• [OBJECTIVE] Your task is to output the entries below word for word.

• [SOURCE RECORDS]
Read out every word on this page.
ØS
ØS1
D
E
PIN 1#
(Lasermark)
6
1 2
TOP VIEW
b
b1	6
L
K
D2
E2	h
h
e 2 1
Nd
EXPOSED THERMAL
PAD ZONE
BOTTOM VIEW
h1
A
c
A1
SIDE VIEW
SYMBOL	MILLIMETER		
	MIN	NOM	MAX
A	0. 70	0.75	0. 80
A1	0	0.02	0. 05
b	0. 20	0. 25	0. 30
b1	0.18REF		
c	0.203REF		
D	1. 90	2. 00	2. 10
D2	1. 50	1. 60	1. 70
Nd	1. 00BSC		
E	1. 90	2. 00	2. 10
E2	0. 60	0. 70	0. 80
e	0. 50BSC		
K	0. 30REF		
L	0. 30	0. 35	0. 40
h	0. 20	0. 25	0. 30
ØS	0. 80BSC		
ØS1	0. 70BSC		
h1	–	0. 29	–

• [OUTPUT OF THE TASK]
Read out every word on this page.
ØS
ØS1
D
E
PIN 1#
(Lasermark)
6
1 2
TOP VIEW
b
b1	6
L
K
D2
E2	h
h
e 2 1
Nd
EXPOSED THERMAL
PAD ZONE
BOTTOM VIEW
h1
A
c
A1
SIDE VIEW
SYMBOL	MILLIMETER		
	MIN	NOM	MAX
A	0. 70	0.75	0. 80
A1	0	0.02	0. 05
b	0. 20	0. 25	0. 30
b1	0.18REF		
c	0.203REF		
D	1. 90	2. 00	2. 10
D2	1. 50	1. 60	1. 70
Nd	1. 00BSC		
E	1. 90	2. 00	2. 10
E2	0. 60	0. 70	0. 80
e	0. 50BSC		
K	0. 30REF		
L	0. 30	0. 35	0. 40
h	0. 20	0. 25	0. 30
ØS	0. 80BSC		
ØS1	0. 70BSC		
h1	–	0. 29	–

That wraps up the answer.